Un estudio del University College de Londres, analizó datos genéticos de más de 378.000 personas del Biobanco del Reino Unido. Los resultados mostraron que quienes tenían una predisposición genética a dormir siestas presentaban un volumen cerebral equivalente al de personas entre 2,6 y 6,5 años más jóvenes.
Siestas breves: el secreto para un cerebro más joven y un corazón más sano
Nuevas investigaciones científicas revelan que dormir siestas de hasta 30 minutos no solo mejora la salud cardiovascular, sino que también preserva el volumen cerebral, reduciendo el riesgo de hipertensión y demencia.

Este hallazgo sugiere que las siestas breves podrían desempeñar un papel clave en la prevención de enfermedades neurodegenerativas como la demencia.

Ejercicios propuestos:
#1 Según el texto de referencia, ¿de cuántas personas del Biobanco del Reino Unido se analizaron datos genéticos?
#2 Enumere todas las cifras numéricas que aparecen en el texto de referencia.

Datos registrados:
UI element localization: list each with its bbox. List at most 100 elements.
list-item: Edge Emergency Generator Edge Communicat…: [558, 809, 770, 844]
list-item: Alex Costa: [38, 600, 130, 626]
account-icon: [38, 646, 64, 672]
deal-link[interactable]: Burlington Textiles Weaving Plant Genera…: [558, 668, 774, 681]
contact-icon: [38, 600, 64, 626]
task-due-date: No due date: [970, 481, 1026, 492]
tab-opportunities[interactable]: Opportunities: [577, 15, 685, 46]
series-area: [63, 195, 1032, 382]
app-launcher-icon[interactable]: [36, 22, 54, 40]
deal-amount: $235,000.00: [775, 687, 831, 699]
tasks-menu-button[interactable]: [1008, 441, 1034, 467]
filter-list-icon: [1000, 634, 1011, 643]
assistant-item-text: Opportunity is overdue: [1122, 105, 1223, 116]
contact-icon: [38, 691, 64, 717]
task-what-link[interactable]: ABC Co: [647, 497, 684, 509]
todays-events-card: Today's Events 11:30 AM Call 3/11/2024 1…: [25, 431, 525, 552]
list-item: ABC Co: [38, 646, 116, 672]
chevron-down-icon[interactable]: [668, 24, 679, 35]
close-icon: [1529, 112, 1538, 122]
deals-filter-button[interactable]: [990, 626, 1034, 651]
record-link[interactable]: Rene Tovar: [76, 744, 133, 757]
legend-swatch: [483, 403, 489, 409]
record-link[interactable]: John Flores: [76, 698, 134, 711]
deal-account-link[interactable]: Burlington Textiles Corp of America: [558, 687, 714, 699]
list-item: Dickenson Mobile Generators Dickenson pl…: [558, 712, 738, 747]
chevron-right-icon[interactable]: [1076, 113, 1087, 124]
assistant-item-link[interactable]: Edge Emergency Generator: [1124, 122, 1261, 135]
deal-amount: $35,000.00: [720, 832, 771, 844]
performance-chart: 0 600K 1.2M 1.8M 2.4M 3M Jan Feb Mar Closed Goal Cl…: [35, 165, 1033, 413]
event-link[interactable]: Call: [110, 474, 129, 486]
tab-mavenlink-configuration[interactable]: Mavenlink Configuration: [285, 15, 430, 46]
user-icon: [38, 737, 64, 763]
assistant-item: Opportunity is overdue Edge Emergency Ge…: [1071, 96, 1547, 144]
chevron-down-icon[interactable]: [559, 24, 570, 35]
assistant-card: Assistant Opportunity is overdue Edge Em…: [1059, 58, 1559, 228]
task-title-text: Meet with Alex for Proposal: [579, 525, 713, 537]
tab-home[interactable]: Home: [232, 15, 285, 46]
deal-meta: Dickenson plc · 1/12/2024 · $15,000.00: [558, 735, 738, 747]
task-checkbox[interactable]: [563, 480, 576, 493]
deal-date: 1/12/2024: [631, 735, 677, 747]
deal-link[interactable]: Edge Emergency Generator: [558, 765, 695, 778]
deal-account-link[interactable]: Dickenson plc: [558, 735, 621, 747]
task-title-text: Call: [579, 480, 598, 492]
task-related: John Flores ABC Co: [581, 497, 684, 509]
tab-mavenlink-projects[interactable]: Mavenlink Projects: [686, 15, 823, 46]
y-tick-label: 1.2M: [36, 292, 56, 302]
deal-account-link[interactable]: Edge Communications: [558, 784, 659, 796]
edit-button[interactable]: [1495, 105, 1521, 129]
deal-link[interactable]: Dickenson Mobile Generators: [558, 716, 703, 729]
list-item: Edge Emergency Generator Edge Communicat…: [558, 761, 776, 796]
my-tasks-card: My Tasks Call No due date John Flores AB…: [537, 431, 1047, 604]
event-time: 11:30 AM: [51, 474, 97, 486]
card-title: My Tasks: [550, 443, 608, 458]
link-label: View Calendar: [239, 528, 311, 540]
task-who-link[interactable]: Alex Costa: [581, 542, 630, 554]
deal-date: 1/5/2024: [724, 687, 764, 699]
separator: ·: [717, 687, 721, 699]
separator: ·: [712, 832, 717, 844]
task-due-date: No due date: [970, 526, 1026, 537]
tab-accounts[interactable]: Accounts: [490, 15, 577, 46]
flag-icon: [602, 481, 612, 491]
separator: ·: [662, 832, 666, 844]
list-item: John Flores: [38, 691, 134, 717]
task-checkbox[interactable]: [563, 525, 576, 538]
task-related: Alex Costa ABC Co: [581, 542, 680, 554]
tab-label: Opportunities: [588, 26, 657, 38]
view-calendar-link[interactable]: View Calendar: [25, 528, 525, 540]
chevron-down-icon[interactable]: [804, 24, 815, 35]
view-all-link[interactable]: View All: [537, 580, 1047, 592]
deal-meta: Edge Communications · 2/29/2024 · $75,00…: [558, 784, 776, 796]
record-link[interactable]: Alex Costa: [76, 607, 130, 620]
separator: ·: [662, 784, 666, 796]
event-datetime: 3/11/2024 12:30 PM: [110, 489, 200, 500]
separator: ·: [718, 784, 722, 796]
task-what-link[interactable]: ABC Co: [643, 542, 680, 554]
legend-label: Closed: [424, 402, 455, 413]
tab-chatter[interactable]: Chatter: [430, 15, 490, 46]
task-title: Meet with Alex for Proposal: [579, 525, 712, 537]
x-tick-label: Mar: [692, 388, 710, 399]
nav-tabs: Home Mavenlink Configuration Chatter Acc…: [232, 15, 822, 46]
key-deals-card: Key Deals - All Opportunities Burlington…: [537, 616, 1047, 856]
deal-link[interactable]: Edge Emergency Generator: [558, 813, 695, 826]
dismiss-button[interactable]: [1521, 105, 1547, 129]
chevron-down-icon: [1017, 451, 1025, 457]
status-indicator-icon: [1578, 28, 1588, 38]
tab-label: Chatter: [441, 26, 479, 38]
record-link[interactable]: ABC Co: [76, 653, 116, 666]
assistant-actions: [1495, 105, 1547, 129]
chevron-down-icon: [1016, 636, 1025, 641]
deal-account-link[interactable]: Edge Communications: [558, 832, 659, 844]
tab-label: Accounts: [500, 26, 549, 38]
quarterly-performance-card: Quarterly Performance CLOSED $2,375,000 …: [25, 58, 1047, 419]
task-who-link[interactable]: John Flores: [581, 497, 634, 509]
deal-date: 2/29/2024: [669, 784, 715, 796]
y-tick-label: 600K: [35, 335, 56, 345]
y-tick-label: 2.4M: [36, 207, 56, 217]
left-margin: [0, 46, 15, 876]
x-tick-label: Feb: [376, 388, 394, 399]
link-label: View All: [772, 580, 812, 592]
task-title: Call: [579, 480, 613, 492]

Relación de respuestas:
#1 De más de 378.000 personas.

#2 378.000; 2,6; 6,5; 30